What you should do: Can you copy out the lines below word for word, omitting any picture?
· · · · · · ·
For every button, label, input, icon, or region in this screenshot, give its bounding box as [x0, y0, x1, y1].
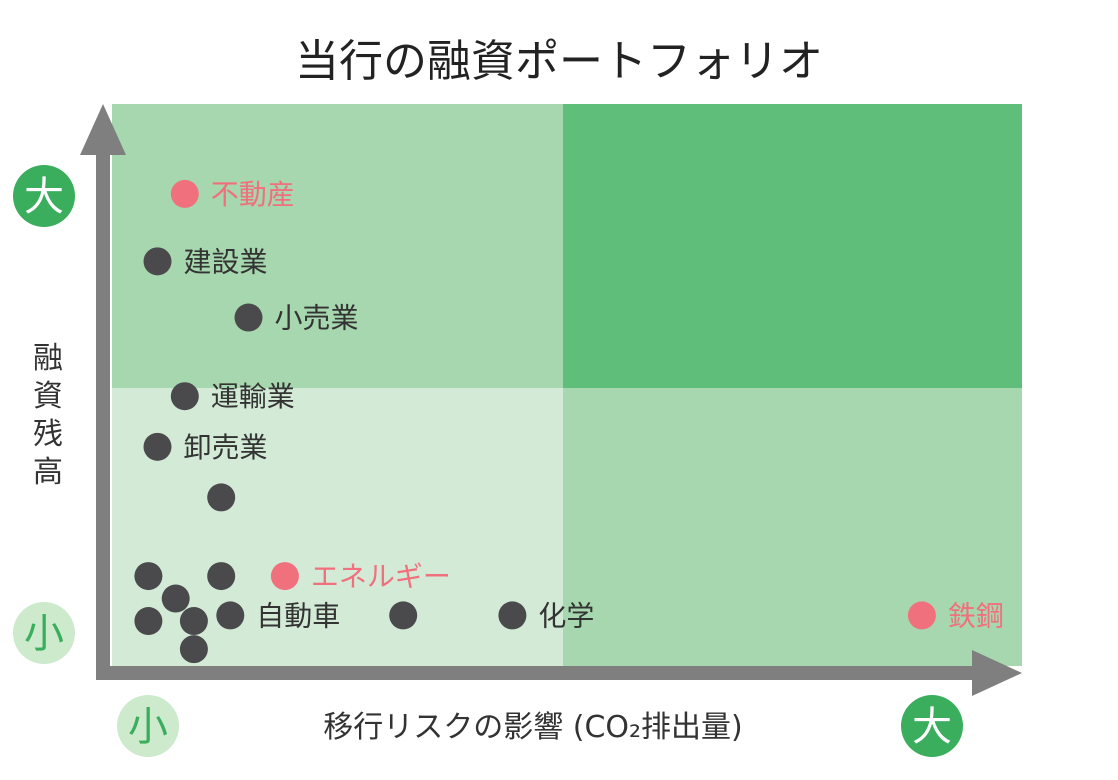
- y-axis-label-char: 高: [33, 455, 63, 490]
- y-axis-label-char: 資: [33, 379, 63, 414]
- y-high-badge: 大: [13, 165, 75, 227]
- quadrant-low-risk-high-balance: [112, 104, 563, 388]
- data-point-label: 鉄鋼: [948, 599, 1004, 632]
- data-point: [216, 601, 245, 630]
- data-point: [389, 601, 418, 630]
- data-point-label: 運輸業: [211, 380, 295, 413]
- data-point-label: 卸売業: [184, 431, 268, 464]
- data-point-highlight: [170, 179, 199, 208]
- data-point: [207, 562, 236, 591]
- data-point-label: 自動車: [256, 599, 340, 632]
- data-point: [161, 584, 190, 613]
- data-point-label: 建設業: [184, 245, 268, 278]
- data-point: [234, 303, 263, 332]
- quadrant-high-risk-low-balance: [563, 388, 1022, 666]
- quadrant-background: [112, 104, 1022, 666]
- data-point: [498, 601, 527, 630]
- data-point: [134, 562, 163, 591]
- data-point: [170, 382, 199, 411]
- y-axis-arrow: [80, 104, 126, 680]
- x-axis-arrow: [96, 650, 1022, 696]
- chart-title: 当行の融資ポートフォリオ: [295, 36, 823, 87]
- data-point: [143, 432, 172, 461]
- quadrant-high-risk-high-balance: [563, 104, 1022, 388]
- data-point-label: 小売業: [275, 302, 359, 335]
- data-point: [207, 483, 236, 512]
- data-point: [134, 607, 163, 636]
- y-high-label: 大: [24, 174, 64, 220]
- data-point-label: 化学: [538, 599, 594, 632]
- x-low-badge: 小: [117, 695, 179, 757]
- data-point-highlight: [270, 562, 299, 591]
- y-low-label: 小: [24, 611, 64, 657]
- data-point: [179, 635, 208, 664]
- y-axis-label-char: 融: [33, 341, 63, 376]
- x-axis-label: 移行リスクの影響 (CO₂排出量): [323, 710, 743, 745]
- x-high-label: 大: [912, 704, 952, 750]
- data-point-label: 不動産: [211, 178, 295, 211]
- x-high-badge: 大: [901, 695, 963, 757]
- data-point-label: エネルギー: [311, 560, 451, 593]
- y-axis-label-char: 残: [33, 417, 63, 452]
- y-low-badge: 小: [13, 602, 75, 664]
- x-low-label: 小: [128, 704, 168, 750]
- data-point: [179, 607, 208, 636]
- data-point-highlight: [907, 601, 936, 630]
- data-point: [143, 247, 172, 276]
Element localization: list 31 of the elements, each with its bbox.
· · · · · · ·
Task response:
For every button, label, input, icon, or region in this screenshot, give its bounding box as [x0, y0, x1, y1].
- y-axis-label-char: 高: [33, 455, 63, 490]
- y-axis-label-char: 資: [33, 379, 63, 414]
- y-high-badge: 大: [13, 165, 75, 227]
- quadrant-low-risk-high-balance: [112, 104, 563, 388]
- data-point-label: 鉄鋼: [948, 599, 1004, 632]
- data-point: [216, 601, 245, 630]
- data-point: [389, 601, 418, 630]
- data-point-label: 運輸業: [211, 380, 295, 413]
- data-point-label: 卸売業: [184, 431, 268, 464]
- data-point-highlight: [170, 179, 199, 208]
- data-point: [207, 562, 236, 591]
- data-point-label: 自動車: [256, 599, 340, 632]
- data-point: [161, 584, 190, 613]
- data-point-label: 建設業: [184, 245, 268, 278]
- data-point: [234, 303, 263, 332]
- quadrant-high-risk-low-balance: [563, 388, 1022, 666]
- quadrant-background: [112, 104, 1022, 666]
- data-point: [498, 601, 527, 630]
- data-point: [134, 562, 163, 591]
- data-point: [170, 382, 199, 411]
- y-axis-arrow: [80, 104, 126, 680]
- x-axis-arrow: [96, 650, 1022, 696]
- chart-title: 当行の融資ポートフォリオ: [295, 36, 823, 87]
- data-point: [143, 432, 172, 461]
- quadrant-high-risk-high-balance: [563, 104, 1022, 388]
- data-point-label: 小売業: [275, 302, 359, 335]
- data-point: [207, 483, 236, 512]
- data-point: [134, 607, 163, 636]
- y-high-label: 大: [24, 174, 64, 220]
- data-point-label: 化学: [538, 599, 594, 632]
- x-low-badge: 小: [117, 695, 179, 757]
- data-point-highlight: [270, 562, 299, 591]
- y-low-label: 小: [24, 611, 64, 657]
- data-point: [179, 635, 208, 664]
- y-axis-label-char: 融: [33, 341, 63, 376]
- x-axis-label: 移行リスクの影響 (CO₂排出量): [323, 710, 743, 745]
- x-high-label: 大: [912, 704, 952, 750]
- data-point-label: 不動産: [211, 178, 295, 211]
- x-high-badge: 大: [901, 695, 963, 757]
- data-point-label: エネルギー: [311, 560, 451, 593]
- y-axis-label-char: 残: [33, 417, 63, 452]
- y-low-badge: 小: [13, 602, 75, 664]
- x-low-label: 小: [128, 704, 168, 750]
- data-point: [179, 607, 208, 636]
- data-point-highlight: [907, 601, 936, 630]
- data-point: [143, 247, 172, 276]
Element localization: list 31 of the elements, each with its bbox.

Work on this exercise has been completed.